Once more, print the records exactly as given.

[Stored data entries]
-- Opening Marker --
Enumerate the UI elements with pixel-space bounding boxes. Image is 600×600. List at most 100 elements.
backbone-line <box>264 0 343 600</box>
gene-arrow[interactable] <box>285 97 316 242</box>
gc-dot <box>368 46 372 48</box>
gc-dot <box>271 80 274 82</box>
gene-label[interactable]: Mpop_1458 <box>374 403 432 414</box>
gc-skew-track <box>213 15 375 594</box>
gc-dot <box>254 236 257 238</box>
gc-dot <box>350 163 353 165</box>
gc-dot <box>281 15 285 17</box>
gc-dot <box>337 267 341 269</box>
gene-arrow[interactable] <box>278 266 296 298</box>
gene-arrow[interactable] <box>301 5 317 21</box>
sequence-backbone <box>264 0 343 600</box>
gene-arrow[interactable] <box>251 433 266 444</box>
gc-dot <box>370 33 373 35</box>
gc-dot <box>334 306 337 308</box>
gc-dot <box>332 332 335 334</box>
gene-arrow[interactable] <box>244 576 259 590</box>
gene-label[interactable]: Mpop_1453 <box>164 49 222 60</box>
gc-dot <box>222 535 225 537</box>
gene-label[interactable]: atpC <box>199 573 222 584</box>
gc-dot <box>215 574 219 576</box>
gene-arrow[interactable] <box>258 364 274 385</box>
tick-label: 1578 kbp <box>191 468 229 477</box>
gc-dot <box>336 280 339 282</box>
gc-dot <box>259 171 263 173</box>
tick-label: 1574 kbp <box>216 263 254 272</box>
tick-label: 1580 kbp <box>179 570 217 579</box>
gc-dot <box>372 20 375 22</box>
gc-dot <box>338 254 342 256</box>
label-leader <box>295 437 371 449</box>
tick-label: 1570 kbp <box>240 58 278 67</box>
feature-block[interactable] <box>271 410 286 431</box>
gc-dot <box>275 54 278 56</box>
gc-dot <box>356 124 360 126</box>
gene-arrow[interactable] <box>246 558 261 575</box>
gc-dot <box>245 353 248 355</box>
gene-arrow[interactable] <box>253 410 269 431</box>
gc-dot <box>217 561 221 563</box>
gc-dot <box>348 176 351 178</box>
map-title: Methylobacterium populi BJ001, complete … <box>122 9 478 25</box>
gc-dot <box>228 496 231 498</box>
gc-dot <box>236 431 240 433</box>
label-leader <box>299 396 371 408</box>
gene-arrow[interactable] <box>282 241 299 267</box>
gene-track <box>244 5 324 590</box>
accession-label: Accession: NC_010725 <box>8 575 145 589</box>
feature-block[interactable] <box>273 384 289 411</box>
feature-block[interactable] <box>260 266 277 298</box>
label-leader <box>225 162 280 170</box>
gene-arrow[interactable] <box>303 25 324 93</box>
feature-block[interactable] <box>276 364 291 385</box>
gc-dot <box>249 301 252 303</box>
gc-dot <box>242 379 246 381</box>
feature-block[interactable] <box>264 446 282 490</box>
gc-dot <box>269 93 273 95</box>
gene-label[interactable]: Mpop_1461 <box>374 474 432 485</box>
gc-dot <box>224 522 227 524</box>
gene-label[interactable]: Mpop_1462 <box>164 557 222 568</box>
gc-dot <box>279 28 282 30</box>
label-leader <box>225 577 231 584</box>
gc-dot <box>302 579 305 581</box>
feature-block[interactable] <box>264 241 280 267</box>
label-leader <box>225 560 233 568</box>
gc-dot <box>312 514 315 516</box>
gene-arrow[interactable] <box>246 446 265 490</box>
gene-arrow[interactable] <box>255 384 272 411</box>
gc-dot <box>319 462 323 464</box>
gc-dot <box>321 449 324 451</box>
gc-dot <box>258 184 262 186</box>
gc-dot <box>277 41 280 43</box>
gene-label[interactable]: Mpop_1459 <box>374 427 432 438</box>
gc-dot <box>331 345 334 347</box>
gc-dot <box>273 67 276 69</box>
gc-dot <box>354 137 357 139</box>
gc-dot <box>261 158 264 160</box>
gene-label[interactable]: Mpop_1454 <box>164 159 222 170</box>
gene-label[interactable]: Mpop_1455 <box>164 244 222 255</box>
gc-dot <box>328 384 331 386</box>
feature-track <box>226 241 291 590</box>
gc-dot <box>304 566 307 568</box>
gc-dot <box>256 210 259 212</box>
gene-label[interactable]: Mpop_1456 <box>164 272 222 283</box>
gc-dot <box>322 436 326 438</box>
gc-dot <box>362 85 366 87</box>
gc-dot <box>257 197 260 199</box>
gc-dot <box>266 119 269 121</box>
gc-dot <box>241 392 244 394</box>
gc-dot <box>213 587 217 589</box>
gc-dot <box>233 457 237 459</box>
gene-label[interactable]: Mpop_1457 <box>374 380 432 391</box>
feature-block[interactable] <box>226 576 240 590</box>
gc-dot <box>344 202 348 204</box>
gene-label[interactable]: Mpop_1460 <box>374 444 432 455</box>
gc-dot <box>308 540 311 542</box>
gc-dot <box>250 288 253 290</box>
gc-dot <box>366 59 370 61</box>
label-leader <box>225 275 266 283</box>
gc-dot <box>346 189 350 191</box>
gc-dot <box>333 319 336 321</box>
-- Closing Marker --
REPLY TO THE EXERCISE:
Enumerate the UI elements with pixel-space bounding boxes. Image is 600×600. List at most 100 elements.
backbone-line <box>264 0 343 600</box>
gene-arrow[interactable] <box>285 97 316 242</box>
gc-dot <box>368 46 372 48</box>
gc-dot <box>271 80 274 82</box>
gene-label[interactable]: Mpop_1458 <box>374 403 432 414</box>
gc-skew-track <box>213 15 375 594</box>
gc-dot <box>254 236 257 238</box>
gc-dot <box>350 163 353 165</box>
gc-dot <box>281 15 285 17</box>
gc-dot <box>337 267 341 269</box>
gene-arrow[interactable] <box>278 266 296 298</box>
gene-arrow[interactable] <box>301 5 317 21</box>
sequence-backbone <box>264 0 343 600</box>
gene-arrow[interactable] <box>251 433 266 444</box>
gc-dot <box>370 33 373 35</box>
gc-dot <box>334 306 337 308</box>
gc-dot <box>332 332 335 334</box>
gene-arrow[interactable] <box>244 576 259 590</box>
gene-label[interactable]: Mpop_1453 <box>164 49 222 60</box>
gc-dot <box>222 535 225 537</box>
gene-label[interactable]: atpC <box>199 573 222 584</box>
gc-dot <box>215 574 219 576</box>
gene-arrow[interactable] <box>258 364 274 385</box>
tick-label: 1578 kbp <box>191 468 229 477</box>
gc-dot <box>336 280 339 282</box>
gc-dot <box>259 171 263 173</box>
tick-label: 1574 kbp <box>216 263 254 272</box>
tick-label: 1580 kbp <box>179 570 217 579</box>
gc-dot <box>372 20 375 22</box>
gc-dot <box>338 254 342 256</box>
label-leader <box>295 437 371 449</box>
tick-label: 1570 kbp <box>240 58 278 67</box>
feature-block[interactable] <box>271 410 286 431</box>
gc-dot <box>275 54 278 56</box>
gc-dot <box>356 124 360 126</box>
gene-arrow[interactable] <box>246 558 261 575</box>
gc-dot <box>245 353 248 355</box>
gene-arrow[interactable] <box>253 410 269 431</box>
gc-dot <box>217 561 221 563</box>
gc-dot <box>348 176 351 178</box>
map-title: Methylobacterium populi BJ001, complete … <box>122 9 478 25</box>
gc-dot <box>228 496 231 498</box>
gc-dot <box>236 431 240 433</box>
label-leader <box>299 396 371 408</box>
gene-arrow[interactable] <box>282 241 299 267</box>
gene-track <box>244 5 324 590</box>
accession-label: Accession: NC_010725 <box>8 575 145 589</box>
feature-block[interactable] <box>273 384 289 411</box>
feature-block[interactable] <box>260 266 277 298</box>
label-leader <box>225 162 280 170</box>
gene-arrow[interactable] <box>303 25 324 93</box>
feature-block[interactable] <box>276 364 291 385</box>
gc-dot <box>249 301 252 303</box>
gc-dot <box>242 379 246 381</box>
feature-block[interactable] <box>264 446 282 490</box>
gc-dot <box>269 93 273 95</box>
gene-label[interactable]: Mpop_1461 <box>374 474 432 485</box>
gc-dot <box>224 522 227 524</box>
gene-label[interactable]: Mpop_1462 <box>164 557 222 568</box>
gc-dot <box>279 28 282 30</box>
label-leader <box>225 577 231 584</box>
gc-dot <box>302 579 305 581</box>
feature-block[interactable] <box>264 241 280 267</box>
label-leader <box>225 560 233 568</box>
gc-dot <box>312 514 315 516</box>
gene-arrow[interactable] <box>246 446 265 490</box>
gene-arrow[interactable] <box>255 384 272 411</box>
gc-dot <box>319 462 323 464</box>
gc-dot <box>321 449 324 451</box>
gc-dot <box>258 184 262 186</box>
gc-dot <box>277 41 280 43</box>
gene-label[interactable]: Mpop_1459 <box>374 427 432 438</box>
gc-dot <box>331 345 334 347</box>
gc-dot <box>273 67 276 69</box>
gc-dot <box>354 137 357 139</box>
gc-dot <box>261 158 264 160</box>
gene-label[interactable]: Mpop_1454 <box>164 159 222 170</box>
gene-label[interactable]: Mpop_1455 <box>164 244 222 255</box>
gc-dot <box>328 384 331 386</box>
feature-track <box>226 241 291 590</box>
gc-dot <box>304 566 307 568</box>
gc-dot <box>256 210 259 212</box>
gene-label[interactable]: Mpop_1456 <box>164 272 222 283</box>
gc-dot <box>322 436 326 438</box>
gc-dot <box>362 85 366 87</box>
gc-dot <box>257 197 260 199</box>
gc-dot <box>266 119 269 121</box>
gc-dot <box>241 392 244 394</box>
gc-dot <box>213 587 217 589</box>
gc-dot <box>233 457 237 459</box>
gene-label[interactable]: Mpop_1457 <box>374 380 432 391</box>
feature-block[interactable] <box>226 576 240 590</box>
gc-dot <box>344 202 348 204</box>
gene-label[interactable]: Mpop_1460 <box>374 444 432 455</box>
gc-dot <box>308 540 311 542</box>
gc-dot <box>250 288 253 290</box>
gc-dot <box>366 59 370 61</box>
label-leader <box>225 275 266 283</box>
gc-dot <box>346 189 350 191</box>
gc-dot <box>333 319 336 321</box>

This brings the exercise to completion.